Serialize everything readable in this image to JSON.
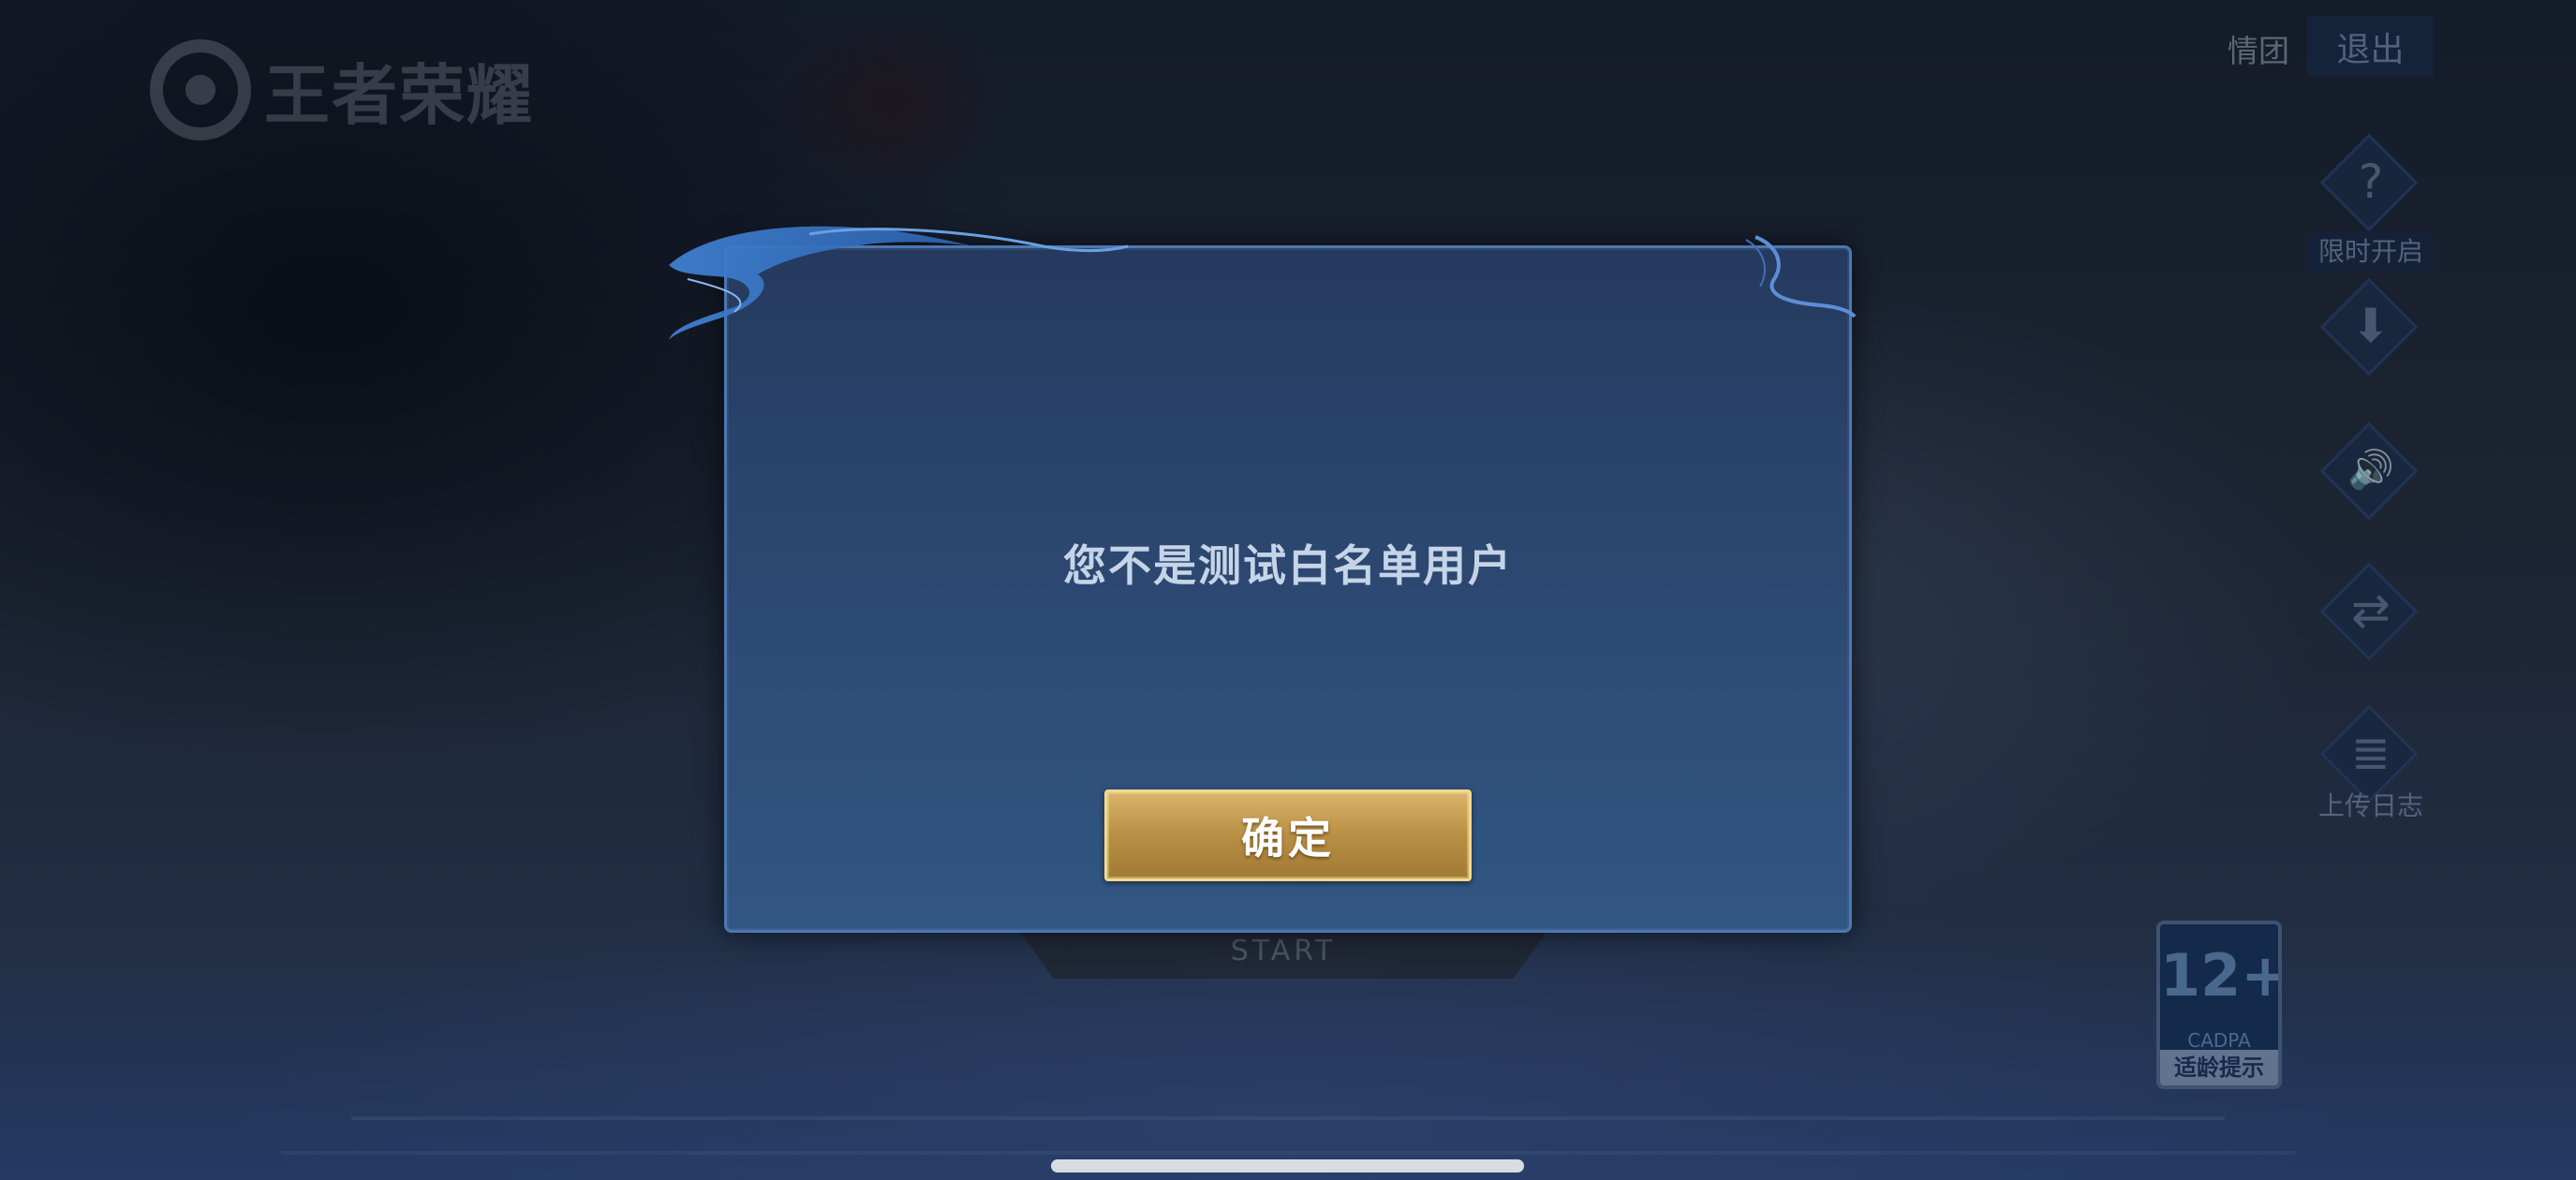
{
  "app": {
    "logo_text": "王者荣耀"
  },
  "header": {
    "qingtuan_label": "情团",
    "exit_label": "退出"
  },
  "side_menu": {
    "items": [
      {
        "label": "限时开启",
        "icon": "question-icon",
        "glyph": "?"
      },
      {
        "label": "",
        "icon": "download-icon",
        "glyph": "⬇"
      },
      {
        "label": "",
        "icon": "volume-icon",
        "glyph": "🔊"
      },
      {
        "label": "",
        "icon": "switch-icon",
        "glyph": "⇄"
      },
      {
        "label": "上传日志",
        "icon": "upload-log-icon",
        "glyph": "≣"
      }
    ]
  },
  "age_rating": {
    "age": "12+",
    "org": "CADPA",
    "tip": "适龄提示"
  },
  "start_button": {
    "label": "START"
  },
  "dialog": {
    "message": "您不是测试白名单用户",
    "confirm_label": "确定"
  },
  "colors": {
    "dialog_border": "#4d77b0",
    "dialog_bg": "#2d4a74",
    "button_gold": "#c9a155",
    "button_border": "#f3d98a"
  }
}
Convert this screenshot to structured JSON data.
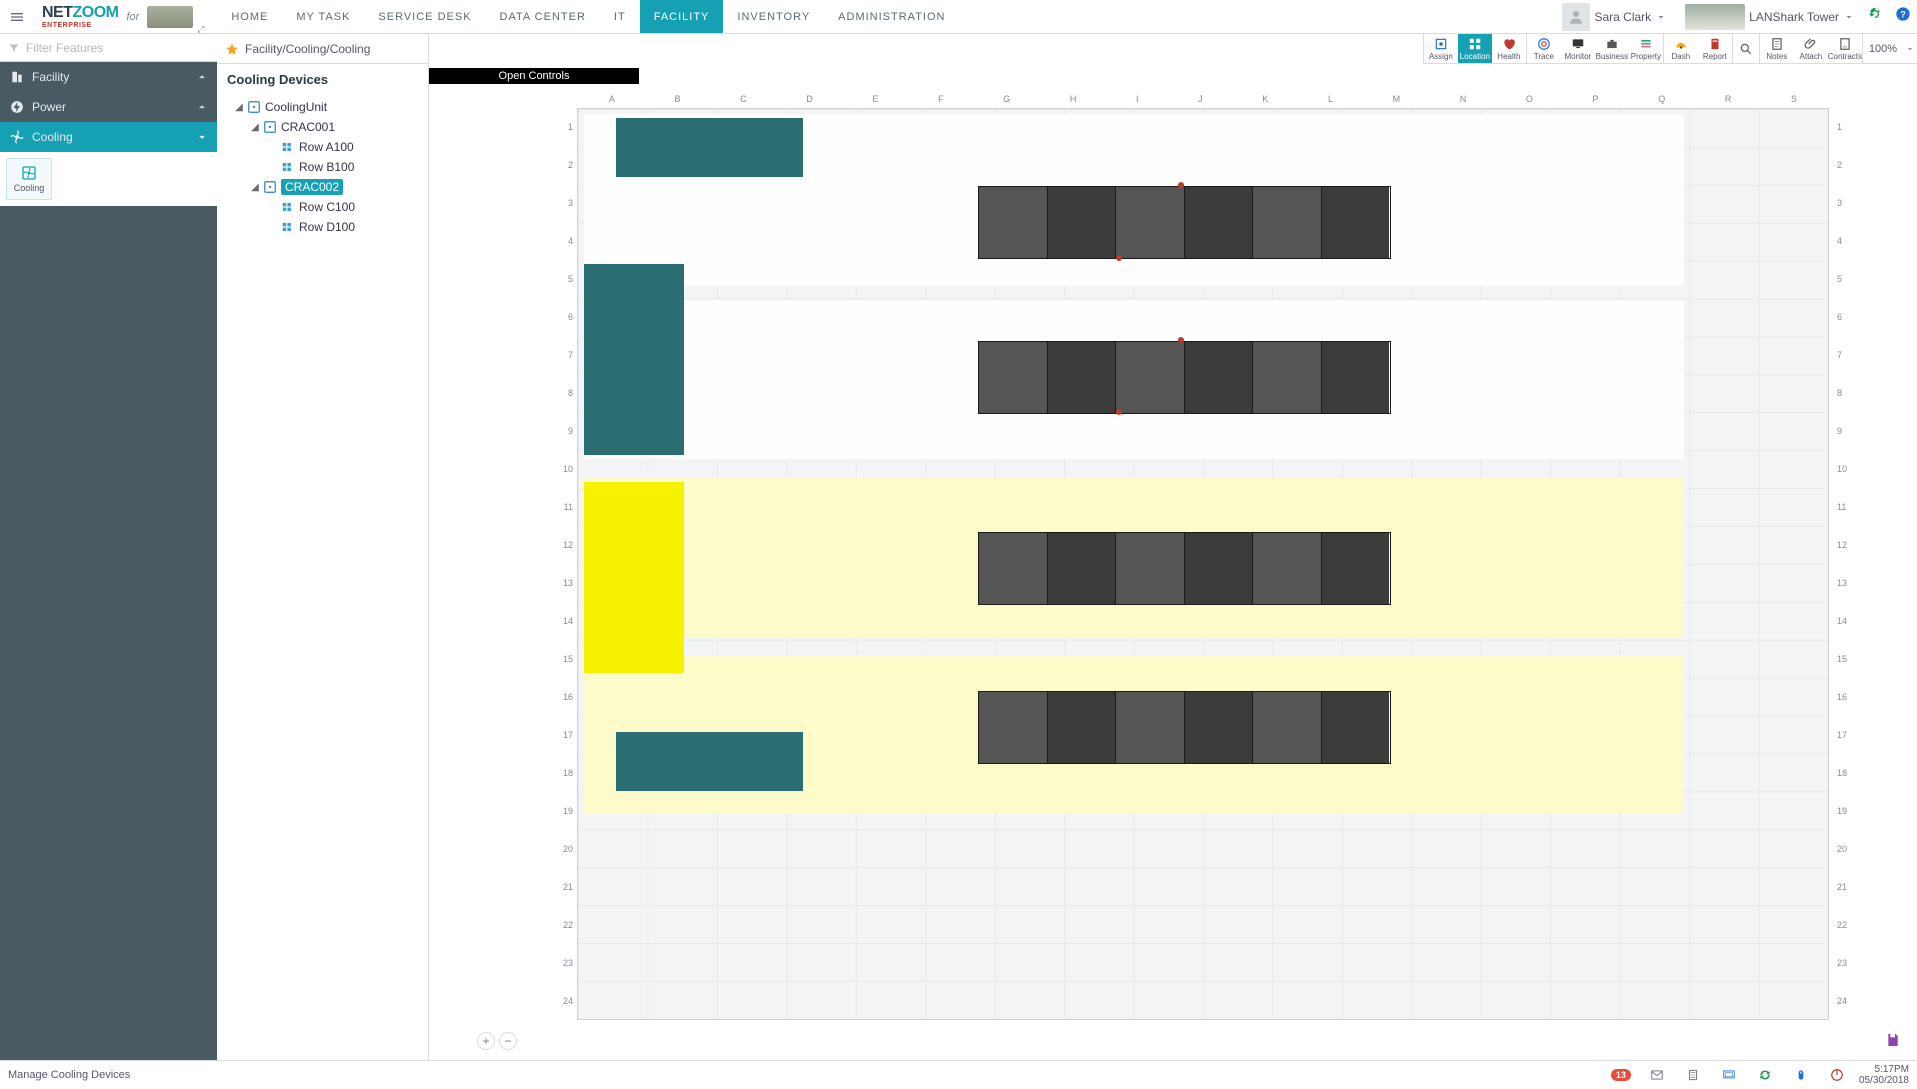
{
  "app": {
    "brand_a": "NET",
    "brand_b": "ZOOM",
    "brand_sub": "ENTERPRISE",
    "for": "for"
  },
  "menu": [
    {
      "label": "HOME",
      "active": false
    },
    {
      "label": "MY TASK",
      "active": false
    },
    {
      "label": "SERVICE DESK",
      "active": false
    },
    {
      "label": "DATA CENTER",
      "active": false
    },
    {
      "label": "IT",
      "active": false
    },
    {
      "label": "FACILITY",
      "active": true
    },
    {
      "label": "INVENTORY",
      "active": false
    },
    {
      "label": "ADMINISTRATION",
      "active": false
    }
  ],
  "user": {
    "name": "Sara Clark"
  },
  "location_picker": "LANShark Tower",
  "filter_placeholder": "Filter Features",
  "rail": {
    "facility": "Facility",
    "power": "Power",
    "cooling": "Cooling",
    "sub_cooling": "Cooling"
  },
  "tree": {
    "breadcrumb": "Facility/Cooling/Cooling",
    "title": "Cooling Devices",
    "root": "CoolingUnit",
    "crac001": "CRAC001",
    "rowA": "Row A100",
    "rowB": "Row B100",
    "crac002": "CRAC002",
    "rowC": "Row C100",
    "rowD": "Row D100"
  },
  "open_controls": "Open Controls",
  "toolbar": {
    "assign": "Assign",
    "location": "Location",
    "health": "Health",
    "trace": "Trace",
    "monitor": "Monitor",
    "business": "Business",
    "property": "Property",
    "dash": "Dash",
    "report": "Report",
    "notes": "Notes",
    "attach": "Attach",
    "contracts": "Contracts",
    "zoom": "100%"
  },
  "grid": {
    "cols": [
      "A",
      "B",
      "C",
      "D",
      "E",
      "F",
      "G",
      "H",
      "I",
      "J",
      "K",
      "L",
      "M",
      "N",
      "O",
      "P",
      "Q",
      "R",
      "S"
    ],
    "rows": [
      "1",
      "2",
      "3",
      "4",
      "5",
      "6",
      "7",
      "8",
      "9",
      "10",
      "11",
      "12",
      "13",
      "14",
      "15",
      "16",
      "17",
      "18",
      "19",
      "20",
      "21",
      "22",
      "23",
      "24"
    ]
  },
  "footer": {
    "status": "Manage Cooling Devices",
    "badge": "13",
    "time": "5:17PM",
    "date": "05/30/2018"
  }
}
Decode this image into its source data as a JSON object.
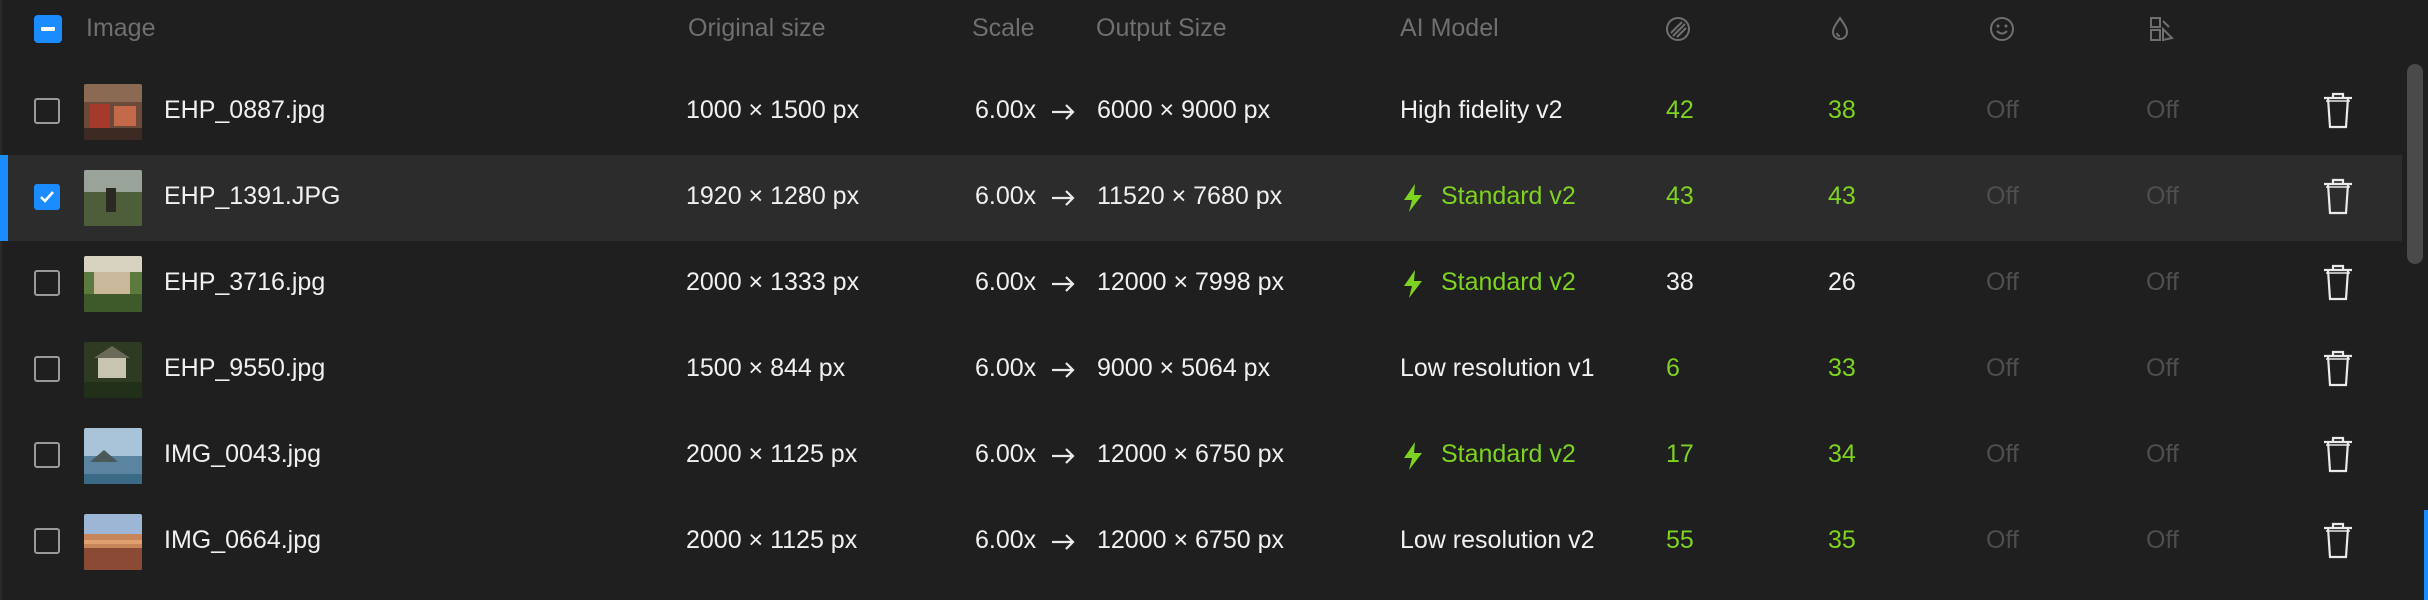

— Task brief —
Look through the entries above and report each line where the string "icon" occurs.

— Result for this task —
        "icon": "question-icon",
        "icon": "download-icon",
        "icon": "volume-icon",
        "icon": "switch-icon",
        "icon": "upload-log-icon",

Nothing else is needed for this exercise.